• **Record excerpts**:
◆ ◆ ◆

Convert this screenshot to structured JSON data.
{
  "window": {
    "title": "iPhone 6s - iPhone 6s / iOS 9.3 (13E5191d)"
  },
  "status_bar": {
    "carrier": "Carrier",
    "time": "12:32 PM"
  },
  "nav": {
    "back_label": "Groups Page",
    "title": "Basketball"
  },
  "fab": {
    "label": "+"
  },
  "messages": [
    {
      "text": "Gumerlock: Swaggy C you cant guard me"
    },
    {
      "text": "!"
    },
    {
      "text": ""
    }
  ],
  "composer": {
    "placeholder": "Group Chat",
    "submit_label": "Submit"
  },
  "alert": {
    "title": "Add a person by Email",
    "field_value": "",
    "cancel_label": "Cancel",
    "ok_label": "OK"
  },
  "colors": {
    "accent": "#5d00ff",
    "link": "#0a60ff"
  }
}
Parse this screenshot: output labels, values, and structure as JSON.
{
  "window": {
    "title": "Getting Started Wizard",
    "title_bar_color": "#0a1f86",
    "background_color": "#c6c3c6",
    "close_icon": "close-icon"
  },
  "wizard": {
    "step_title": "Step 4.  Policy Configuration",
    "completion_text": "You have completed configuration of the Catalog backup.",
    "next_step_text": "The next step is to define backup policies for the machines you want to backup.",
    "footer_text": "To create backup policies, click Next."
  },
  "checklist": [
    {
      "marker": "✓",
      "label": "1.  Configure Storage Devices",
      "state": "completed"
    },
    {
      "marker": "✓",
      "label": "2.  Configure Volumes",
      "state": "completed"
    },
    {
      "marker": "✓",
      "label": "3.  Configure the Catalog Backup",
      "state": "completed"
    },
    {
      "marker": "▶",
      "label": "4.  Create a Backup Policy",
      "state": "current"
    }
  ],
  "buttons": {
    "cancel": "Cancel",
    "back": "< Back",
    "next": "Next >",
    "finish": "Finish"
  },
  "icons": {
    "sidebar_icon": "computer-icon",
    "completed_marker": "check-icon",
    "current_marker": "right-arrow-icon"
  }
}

◆ ◆ ◆

Quote the listing in full, please, keeping every line exact.

Convert this screenshot to structured JSON data.
{
  "window": {
    "title": "iPhone 6s - iPhone 6s / iOS 9.3 (13E5191d)"
  },
  "status_bar": {
    "carrier": "Carrier",
    "time": "12:32 PM"
  },
  "nav": {
    "back_label": "Groups Page",
    "title": "Basketball"
  },
  "fab": {
    "label": "+"
  },
  "messages": [
    {
      "text": "Gumerlock: Swaggy C you cant guard me"
    },
    {
      "text": "!"
    },
    {
      "text": ""
    }
  ],
  "composer": {
    "placeholder": "Group Chat",
    "submit_label": "Submit"
  },
  "alert": {
    "title": "Add a person by Email",
    "field_value": "",
    "cancel_label": "Cancel",
    "ok_label": "OK"
  },
  "colors": {
    "accent": "#5d00ff",
    "link": "#0a60ff"
  }
}
Parse this screenshot: output labels, values, and structure as JSON.
{
  "window": {
    "title": "Getting Started Wizard",
    "title_bar_color": "#0a1f86",
    "background_color": "#c6c3c6",
    "close_icon": "close-icon"
  },
  "wizard": {
    "step_title": "Step 4.  Policy Configuration",
    "completion_text": "You have completed configuration of the Catalog backup.",
    "next_step_text": "The next step is to define backup policies for the machines you want to backup.",
    "footer_text": "To create backup policies, click Next."
  },
  "checklist": [
    {
      "marker": "✓",
      "label": "1.  Configure Storage Devices",
      "state": "completed"
    },
    {
      "marker": "✓",
      "label": "2.  Configure Volumes",
      "state": "completed"
    },
    {
      "marker": "✓",
      "label": "3.  Configure the Catalog Backup",
      "state": "completed"
    },
    {
      "marker": "▶",
      "label": "4.  Create a Backup Policy",
      "state": "current"
    }
  ],
  "buttons": {
    "cancel": "Cancel",
    "back": "< Back",
    "next": "Next >",
    "finish": "Finish"
  },
  "icons": {
    "sidebar_icon": "computer-icon",
    "completed_marker": "check-icon",
    "current_marker": "right-arrow-icon"
  }
}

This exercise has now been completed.